Stored items:
===============

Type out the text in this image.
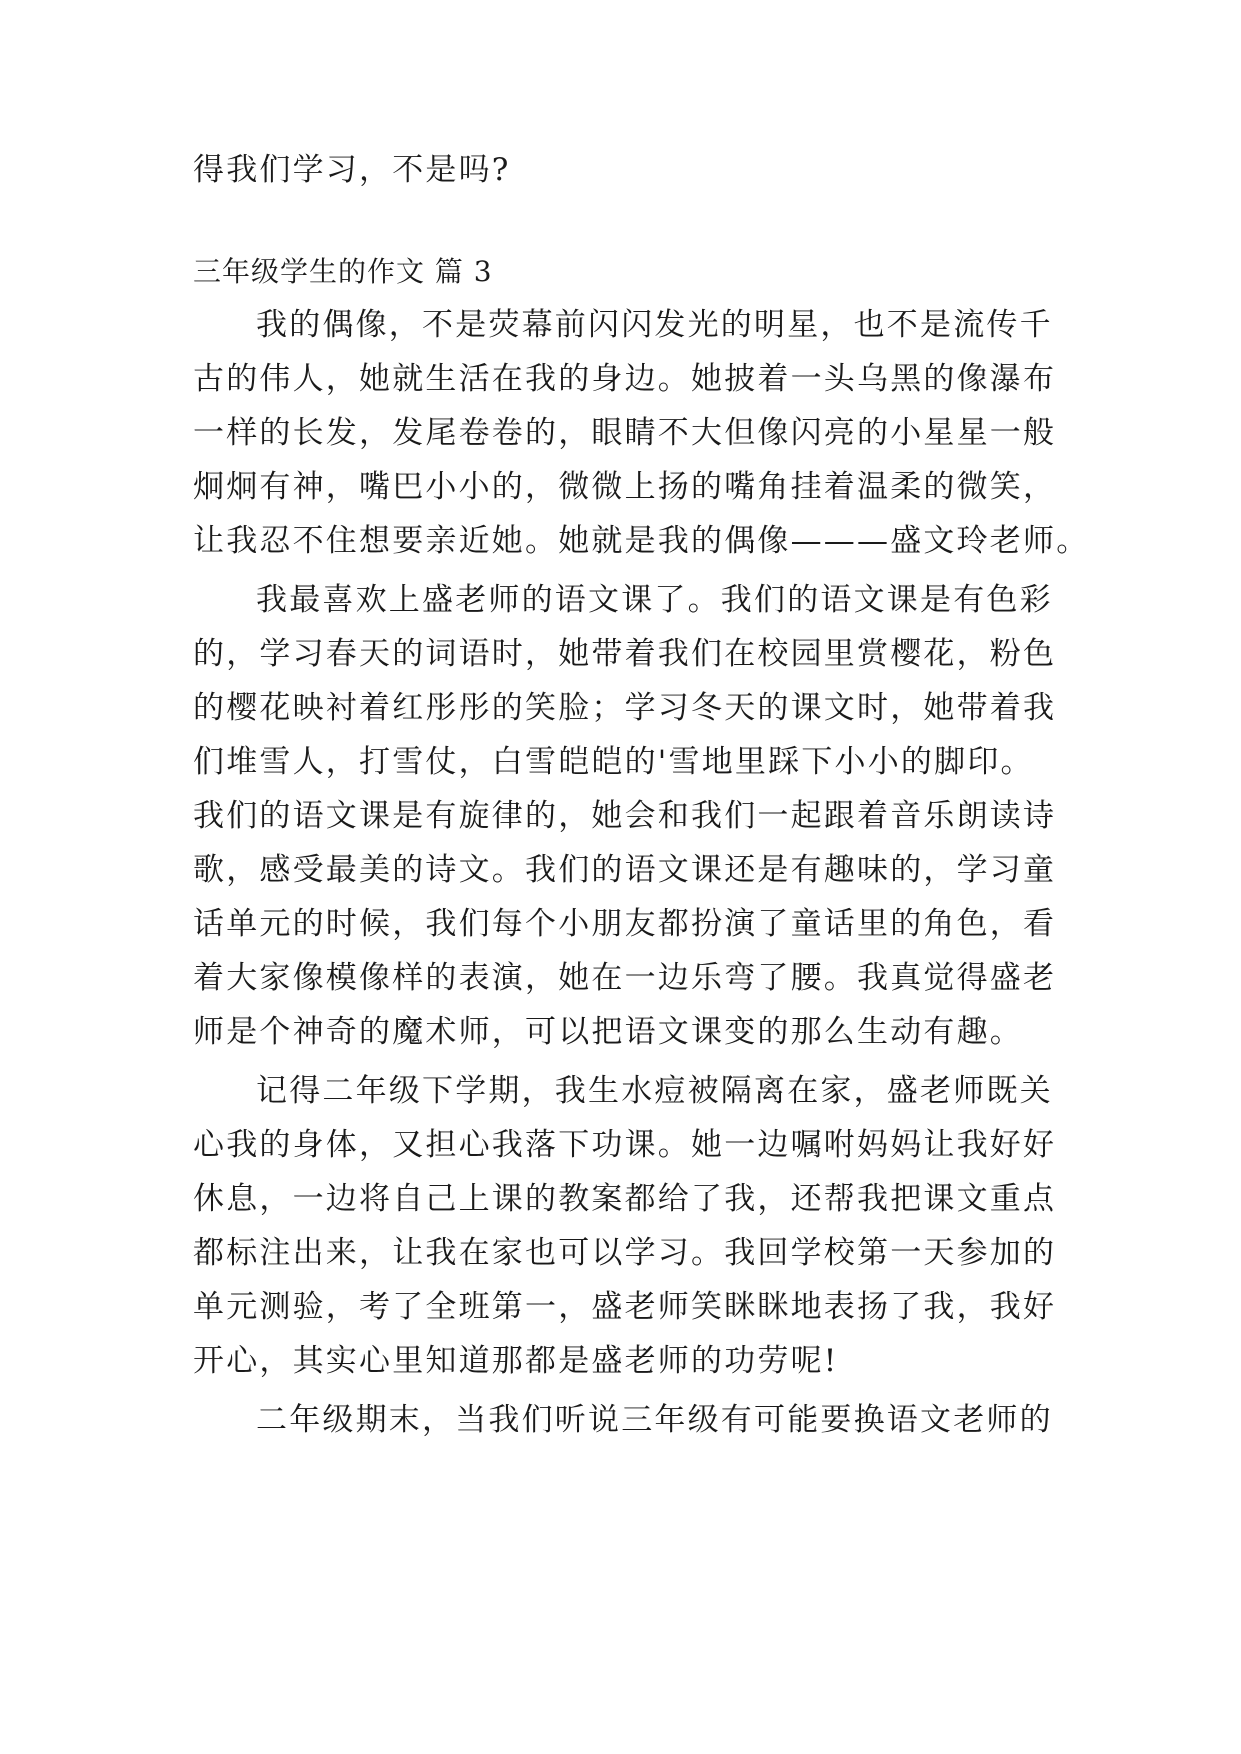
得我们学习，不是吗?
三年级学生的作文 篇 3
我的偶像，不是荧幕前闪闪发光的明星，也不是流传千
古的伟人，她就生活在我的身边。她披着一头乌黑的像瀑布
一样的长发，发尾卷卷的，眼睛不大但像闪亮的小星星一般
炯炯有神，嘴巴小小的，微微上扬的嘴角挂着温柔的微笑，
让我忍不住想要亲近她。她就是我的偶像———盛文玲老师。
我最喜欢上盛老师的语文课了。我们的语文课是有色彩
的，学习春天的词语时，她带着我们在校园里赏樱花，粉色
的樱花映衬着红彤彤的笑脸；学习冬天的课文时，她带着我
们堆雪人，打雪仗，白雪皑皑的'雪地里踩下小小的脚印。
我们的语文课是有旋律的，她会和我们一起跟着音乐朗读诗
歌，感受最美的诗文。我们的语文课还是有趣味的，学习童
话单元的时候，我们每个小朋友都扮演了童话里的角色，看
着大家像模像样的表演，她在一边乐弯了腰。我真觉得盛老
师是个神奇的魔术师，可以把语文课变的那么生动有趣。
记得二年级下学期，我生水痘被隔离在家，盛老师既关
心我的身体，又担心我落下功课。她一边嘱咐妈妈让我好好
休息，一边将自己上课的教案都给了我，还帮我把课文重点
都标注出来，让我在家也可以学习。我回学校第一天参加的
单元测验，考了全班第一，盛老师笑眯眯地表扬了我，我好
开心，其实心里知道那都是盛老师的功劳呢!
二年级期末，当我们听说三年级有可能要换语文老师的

===============

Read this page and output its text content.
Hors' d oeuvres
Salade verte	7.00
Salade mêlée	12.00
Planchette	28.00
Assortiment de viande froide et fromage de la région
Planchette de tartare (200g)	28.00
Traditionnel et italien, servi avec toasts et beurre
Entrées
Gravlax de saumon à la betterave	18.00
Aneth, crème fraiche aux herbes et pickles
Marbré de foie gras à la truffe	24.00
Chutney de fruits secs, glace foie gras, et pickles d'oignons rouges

===============

Exercise requirements:
Extract each line from the listing that holds the word "this".

Exercise answer:
Type out the text in this image.
Read this page and output its text content.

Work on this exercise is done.